• _Exercise instructions_: Only lines with the string "gewonnen" matter here; gather them from the material below.

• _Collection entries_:
************

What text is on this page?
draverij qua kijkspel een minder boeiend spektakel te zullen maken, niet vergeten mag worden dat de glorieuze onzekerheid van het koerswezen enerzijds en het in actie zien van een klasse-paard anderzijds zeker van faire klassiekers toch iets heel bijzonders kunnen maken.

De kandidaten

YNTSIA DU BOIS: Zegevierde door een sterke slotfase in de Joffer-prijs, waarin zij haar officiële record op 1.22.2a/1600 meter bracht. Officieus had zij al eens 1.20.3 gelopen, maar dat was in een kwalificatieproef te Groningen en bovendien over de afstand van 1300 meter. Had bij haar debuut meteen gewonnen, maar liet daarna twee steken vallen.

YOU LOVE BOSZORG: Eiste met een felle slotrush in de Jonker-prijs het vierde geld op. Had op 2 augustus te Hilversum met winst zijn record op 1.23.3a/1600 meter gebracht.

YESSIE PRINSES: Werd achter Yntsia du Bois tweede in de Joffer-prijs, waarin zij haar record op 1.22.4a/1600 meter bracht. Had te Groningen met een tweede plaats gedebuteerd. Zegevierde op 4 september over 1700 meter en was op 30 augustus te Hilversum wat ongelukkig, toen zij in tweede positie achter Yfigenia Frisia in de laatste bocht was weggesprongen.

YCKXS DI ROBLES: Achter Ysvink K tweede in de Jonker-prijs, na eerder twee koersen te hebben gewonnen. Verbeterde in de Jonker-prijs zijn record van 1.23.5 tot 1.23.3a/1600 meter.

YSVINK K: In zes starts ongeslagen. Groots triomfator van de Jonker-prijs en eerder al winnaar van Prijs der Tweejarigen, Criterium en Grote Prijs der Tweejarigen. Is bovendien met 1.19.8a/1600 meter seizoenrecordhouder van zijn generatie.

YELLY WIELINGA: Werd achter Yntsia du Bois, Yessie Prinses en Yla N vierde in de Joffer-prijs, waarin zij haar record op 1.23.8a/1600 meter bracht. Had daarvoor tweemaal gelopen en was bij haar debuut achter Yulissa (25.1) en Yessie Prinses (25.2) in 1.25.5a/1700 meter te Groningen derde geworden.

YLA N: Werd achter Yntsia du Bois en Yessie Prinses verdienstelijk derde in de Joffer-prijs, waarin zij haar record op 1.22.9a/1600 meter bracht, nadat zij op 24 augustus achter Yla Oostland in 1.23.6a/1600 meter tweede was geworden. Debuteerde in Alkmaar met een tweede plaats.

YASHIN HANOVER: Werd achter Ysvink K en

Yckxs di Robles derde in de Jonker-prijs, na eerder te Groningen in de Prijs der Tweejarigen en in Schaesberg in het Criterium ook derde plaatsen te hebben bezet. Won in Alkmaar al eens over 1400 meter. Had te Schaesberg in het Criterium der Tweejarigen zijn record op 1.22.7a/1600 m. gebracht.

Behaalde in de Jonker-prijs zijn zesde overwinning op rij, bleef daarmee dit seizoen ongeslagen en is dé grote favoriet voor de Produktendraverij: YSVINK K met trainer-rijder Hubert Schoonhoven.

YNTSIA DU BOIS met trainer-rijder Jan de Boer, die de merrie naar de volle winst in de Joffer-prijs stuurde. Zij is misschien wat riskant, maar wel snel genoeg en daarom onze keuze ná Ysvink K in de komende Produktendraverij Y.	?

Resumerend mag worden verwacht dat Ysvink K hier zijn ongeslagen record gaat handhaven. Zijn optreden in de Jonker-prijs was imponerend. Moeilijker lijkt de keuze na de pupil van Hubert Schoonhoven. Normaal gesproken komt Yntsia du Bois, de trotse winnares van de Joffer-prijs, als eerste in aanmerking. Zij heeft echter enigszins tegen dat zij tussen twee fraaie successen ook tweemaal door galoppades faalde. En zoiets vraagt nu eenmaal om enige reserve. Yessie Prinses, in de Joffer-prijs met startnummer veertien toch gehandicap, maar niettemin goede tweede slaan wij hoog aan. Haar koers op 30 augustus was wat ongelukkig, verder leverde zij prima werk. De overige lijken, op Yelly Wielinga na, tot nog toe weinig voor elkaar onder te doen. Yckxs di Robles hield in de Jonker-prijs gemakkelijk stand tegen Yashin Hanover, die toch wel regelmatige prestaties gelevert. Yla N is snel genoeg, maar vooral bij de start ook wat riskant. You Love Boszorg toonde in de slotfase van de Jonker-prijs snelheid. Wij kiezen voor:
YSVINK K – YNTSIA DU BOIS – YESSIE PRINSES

************

• _Exercise answer_:
YNTSIA DU BOIS: Zegevierde door een sterke slotfase in de Joffer-prijs, waarin zij haar officiële record op 1.22.2a/1600 meter bracht. Officieus had zij al eens 1.20.3 gelopen, maar dat was in een kwalificatieproef te Groningen en bovendien over de afstand van 1300 meter. Had bij haar debuut meteen gewonnen, maar liet daarna twee steken vallen.
YCKXS DI ROBLES: Achter Ysvink K tweede in de Jonker-prijs, na eerder twee koersen te hebben gewonnen. Verbeterde in de Jonker-prijs zijn record van 1.23.5 tot 1.23.3a/1600 meter.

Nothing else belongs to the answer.